• Problem description
List, from the lines below, each one with "어텐션로우" in it.

Collected data entries
========
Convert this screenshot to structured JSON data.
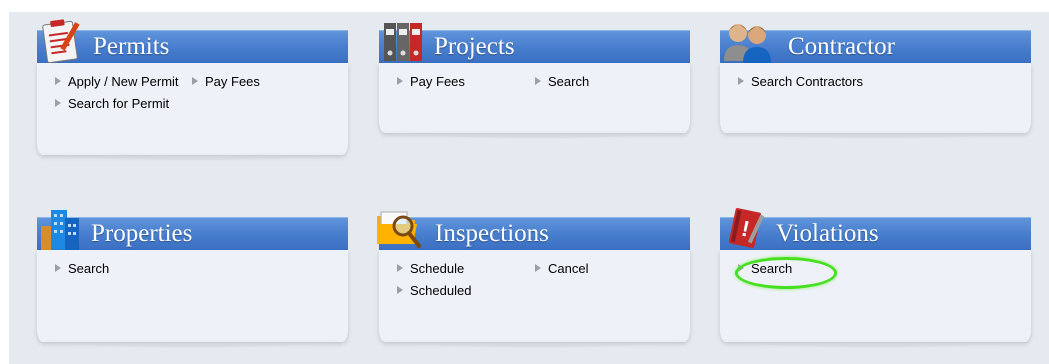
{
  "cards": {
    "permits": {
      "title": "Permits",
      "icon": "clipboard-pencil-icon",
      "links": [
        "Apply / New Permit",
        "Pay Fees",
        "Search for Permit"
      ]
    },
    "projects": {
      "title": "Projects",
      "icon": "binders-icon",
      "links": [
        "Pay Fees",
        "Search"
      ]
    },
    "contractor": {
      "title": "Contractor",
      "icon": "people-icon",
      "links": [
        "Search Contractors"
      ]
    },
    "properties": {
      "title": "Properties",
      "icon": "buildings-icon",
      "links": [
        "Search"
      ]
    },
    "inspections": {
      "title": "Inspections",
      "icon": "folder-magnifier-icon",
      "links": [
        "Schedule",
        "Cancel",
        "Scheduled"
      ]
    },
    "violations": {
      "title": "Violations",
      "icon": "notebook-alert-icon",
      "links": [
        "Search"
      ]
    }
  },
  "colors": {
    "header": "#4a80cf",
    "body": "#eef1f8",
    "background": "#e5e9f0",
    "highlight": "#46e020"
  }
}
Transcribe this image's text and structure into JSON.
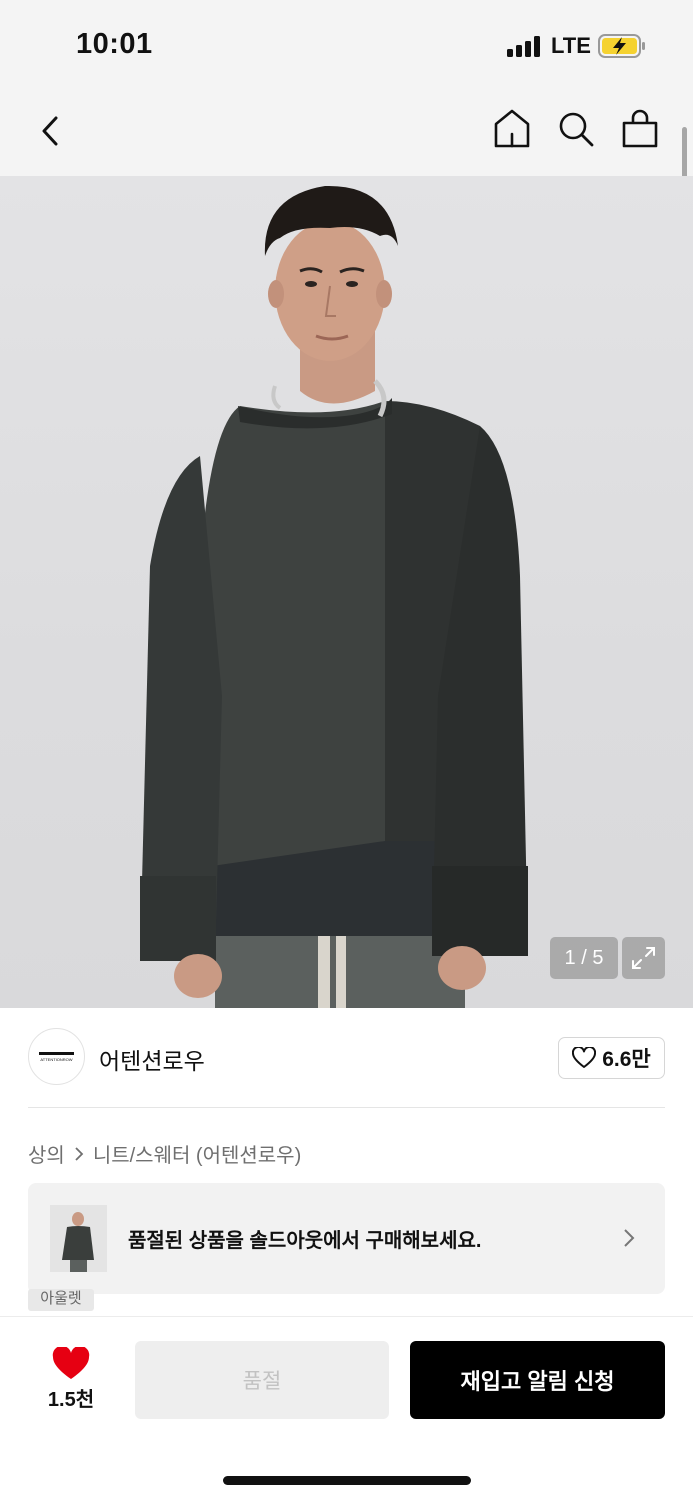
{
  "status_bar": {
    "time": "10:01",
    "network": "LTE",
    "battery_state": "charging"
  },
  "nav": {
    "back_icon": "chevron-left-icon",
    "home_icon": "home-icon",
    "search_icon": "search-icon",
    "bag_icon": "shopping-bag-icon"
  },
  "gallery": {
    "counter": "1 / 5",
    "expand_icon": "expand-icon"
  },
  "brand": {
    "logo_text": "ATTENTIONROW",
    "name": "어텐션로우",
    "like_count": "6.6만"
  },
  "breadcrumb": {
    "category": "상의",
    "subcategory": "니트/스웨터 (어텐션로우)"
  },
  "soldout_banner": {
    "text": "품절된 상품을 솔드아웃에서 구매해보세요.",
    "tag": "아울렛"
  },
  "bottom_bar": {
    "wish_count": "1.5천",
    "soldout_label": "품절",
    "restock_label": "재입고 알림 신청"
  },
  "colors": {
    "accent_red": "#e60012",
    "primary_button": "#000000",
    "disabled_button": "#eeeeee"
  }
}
========
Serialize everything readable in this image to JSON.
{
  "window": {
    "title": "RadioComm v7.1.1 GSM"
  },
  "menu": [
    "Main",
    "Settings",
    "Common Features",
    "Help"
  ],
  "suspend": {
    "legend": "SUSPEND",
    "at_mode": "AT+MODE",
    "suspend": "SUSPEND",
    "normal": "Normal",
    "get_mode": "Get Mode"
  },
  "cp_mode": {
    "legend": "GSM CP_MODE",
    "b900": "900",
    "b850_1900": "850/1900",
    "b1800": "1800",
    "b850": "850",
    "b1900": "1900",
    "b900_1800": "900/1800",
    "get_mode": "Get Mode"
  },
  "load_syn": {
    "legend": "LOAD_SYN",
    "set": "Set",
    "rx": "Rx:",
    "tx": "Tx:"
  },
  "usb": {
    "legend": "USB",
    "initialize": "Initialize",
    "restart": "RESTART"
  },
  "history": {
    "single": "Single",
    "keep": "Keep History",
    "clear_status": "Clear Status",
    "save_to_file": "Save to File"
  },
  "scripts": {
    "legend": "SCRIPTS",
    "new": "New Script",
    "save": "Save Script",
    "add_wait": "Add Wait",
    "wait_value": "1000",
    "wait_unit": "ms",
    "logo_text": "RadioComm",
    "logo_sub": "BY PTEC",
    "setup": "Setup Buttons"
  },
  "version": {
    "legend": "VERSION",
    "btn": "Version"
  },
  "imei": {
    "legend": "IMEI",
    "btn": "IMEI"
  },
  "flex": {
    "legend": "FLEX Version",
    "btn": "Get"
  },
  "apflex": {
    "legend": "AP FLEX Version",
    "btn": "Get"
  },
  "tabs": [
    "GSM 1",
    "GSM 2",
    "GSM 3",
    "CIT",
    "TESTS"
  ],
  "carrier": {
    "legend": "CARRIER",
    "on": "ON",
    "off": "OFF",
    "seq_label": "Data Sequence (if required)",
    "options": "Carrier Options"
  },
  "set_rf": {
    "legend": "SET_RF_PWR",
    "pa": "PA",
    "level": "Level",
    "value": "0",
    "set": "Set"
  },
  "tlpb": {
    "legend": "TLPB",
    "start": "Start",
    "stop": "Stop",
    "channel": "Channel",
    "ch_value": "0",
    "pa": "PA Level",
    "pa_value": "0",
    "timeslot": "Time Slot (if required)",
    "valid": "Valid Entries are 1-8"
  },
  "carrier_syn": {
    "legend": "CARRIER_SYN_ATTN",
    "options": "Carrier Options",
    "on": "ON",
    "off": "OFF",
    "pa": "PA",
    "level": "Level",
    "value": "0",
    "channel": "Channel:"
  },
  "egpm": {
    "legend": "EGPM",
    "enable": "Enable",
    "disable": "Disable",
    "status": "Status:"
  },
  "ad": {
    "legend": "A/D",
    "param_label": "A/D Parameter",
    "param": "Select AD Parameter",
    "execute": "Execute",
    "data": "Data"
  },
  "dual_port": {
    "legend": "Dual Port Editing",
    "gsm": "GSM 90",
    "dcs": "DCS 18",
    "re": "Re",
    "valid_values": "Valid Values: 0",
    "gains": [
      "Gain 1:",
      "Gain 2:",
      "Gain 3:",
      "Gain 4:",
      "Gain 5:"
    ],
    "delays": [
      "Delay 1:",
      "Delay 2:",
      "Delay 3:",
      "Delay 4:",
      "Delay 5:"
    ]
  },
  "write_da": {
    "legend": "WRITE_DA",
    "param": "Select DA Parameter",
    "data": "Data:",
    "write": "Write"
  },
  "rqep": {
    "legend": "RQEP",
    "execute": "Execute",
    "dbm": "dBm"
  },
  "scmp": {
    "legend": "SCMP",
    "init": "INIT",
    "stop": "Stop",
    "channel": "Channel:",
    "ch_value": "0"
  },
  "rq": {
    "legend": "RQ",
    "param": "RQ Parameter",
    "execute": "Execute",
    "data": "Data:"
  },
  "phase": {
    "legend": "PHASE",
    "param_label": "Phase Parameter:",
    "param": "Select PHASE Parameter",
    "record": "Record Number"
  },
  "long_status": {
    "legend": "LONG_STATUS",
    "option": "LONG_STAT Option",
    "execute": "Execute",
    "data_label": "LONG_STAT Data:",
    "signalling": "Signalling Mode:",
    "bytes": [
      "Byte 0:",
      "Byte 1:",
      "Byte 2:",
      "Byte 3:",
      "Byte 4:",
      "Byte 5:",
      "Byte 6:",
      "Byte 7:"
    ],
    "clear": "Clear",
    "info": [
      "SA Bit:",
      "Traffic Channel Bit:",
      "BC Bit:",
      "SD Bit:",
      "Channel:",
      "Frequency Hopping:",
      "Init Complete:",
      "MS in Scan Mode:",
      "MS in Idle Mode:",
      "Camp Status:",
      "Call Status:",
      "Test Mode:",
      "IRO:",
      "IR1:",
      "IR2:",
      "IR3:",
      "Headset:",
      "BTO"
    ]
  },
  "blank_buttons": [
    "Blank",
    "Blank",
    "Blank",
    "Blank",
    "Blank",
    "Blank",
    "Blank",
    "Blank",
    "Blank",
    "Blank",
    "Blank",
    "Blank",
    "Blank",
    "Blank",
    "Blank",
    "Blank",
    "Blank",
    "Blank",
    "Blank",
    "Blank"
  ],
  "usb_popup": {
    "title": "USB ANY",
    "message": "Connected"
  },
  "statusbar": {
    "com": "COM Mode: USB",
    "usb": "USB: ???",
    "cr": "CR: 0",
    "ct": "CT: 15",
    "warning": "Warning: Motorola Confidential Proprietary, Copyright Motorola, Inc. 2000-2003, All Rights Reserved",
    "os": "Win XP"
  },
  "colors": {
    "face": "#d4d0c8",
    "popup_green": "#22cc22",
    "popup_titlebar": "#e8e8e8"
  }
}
========
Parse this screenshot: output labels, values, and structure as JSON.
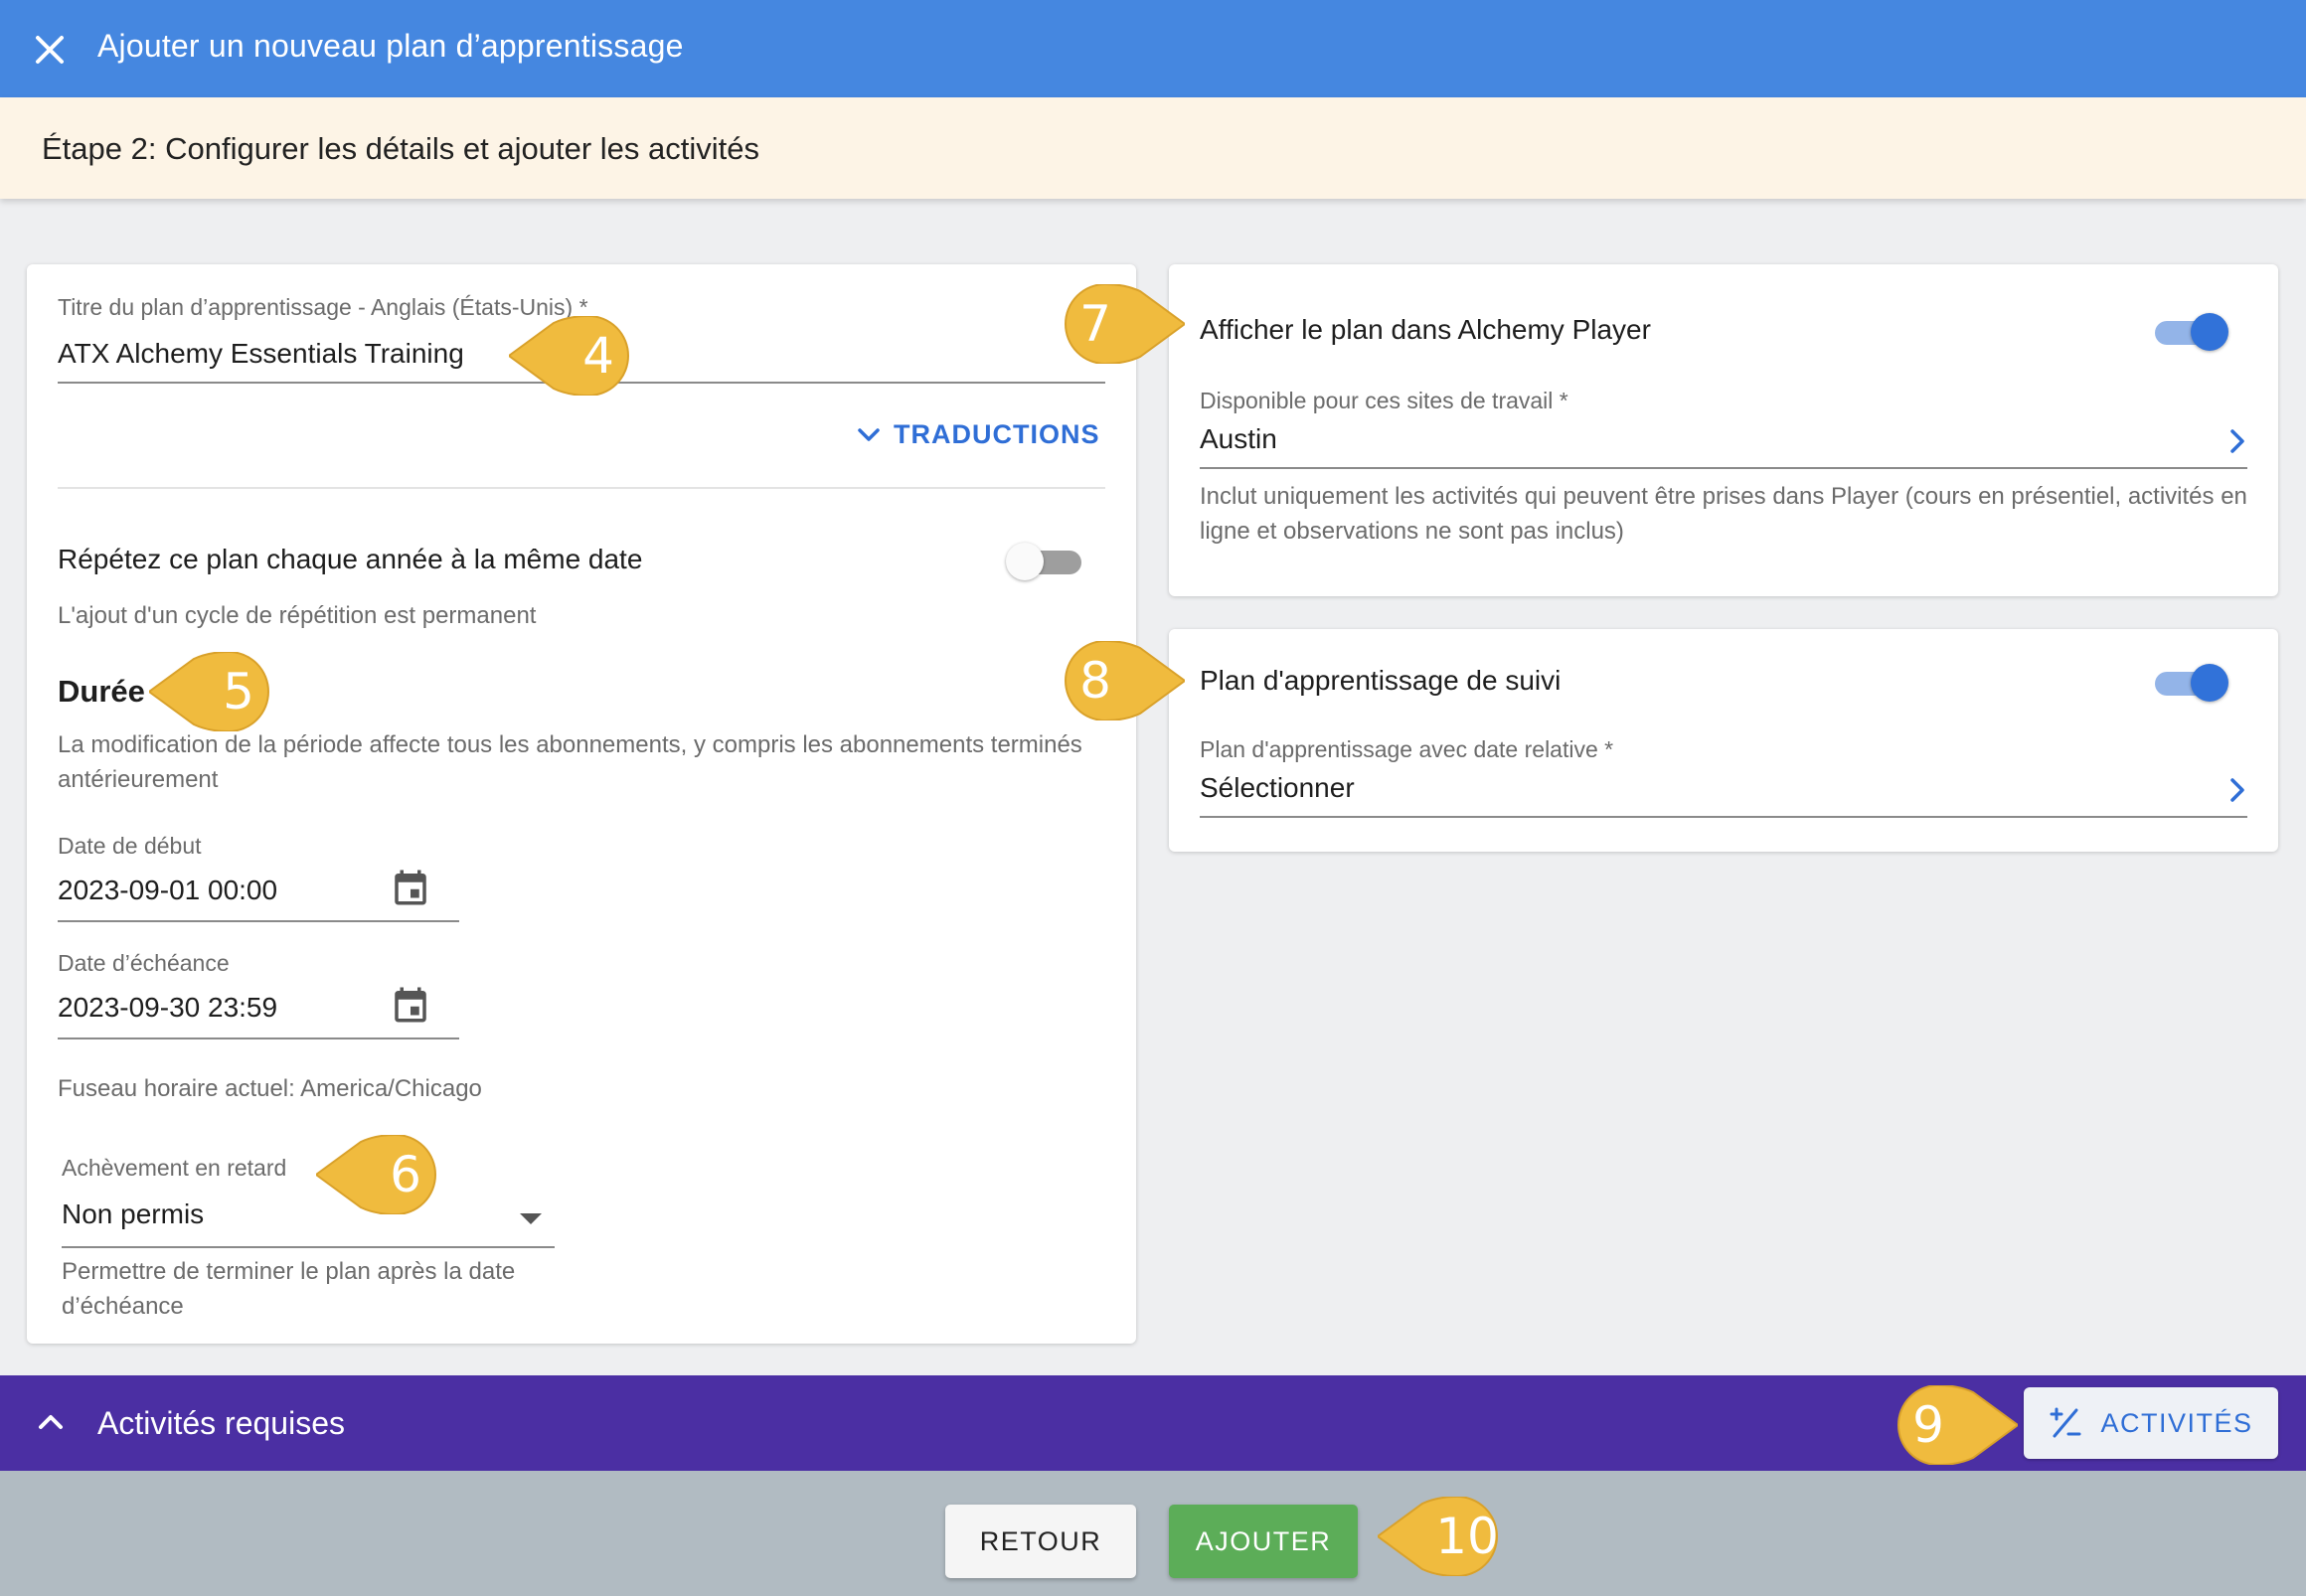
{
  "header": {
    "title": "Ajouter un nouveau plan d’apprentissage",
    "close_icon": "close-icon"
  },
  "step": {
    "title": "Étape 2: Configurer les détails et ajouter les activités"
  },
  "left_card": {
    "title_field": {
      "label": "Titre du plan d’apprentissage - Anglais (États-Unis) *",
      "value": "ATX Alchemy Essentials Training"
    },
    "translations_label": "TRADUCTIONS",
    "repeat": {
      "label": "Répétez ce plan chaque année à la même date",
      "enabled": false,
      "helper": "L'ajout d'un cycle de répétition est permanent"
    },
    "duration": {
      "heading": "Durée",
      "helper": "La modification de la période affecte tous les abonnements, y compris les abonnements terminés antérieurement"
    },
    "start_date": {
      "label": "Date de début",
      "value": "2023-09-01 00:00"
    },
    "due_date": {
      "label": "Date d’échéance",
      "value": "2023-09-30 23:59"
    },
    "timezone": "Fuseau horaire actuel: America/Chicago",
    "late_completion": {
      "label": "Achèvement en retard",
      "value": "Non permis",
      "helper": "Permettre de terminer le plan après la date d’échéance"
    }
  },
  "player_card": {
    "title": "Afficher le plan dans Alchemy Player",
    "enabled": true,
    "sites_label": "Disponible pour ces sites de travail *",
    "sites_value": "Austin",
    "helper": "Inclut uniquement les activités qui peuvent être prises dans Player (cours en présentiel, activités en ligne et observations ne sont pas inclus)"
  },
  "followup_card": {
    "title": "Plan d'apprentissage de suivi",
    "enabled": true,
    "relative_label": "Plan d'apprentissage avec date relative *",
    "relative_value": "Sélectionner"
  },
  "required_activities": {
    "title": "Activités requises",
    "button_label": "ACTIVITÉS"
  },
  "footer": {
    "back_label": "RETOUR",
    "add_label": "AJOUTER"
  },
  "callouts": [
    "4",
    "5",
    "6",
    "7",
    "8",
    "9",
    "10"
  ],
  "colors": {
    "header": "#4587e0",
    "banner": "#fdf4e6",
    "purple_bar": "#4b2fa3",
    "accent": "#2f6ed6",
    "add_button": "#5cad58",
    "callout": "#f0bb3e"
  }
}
========
• Complete answer
    "name": "어텐션로우",
    "subcategory": "니트/스웨터 (어텐션로우)"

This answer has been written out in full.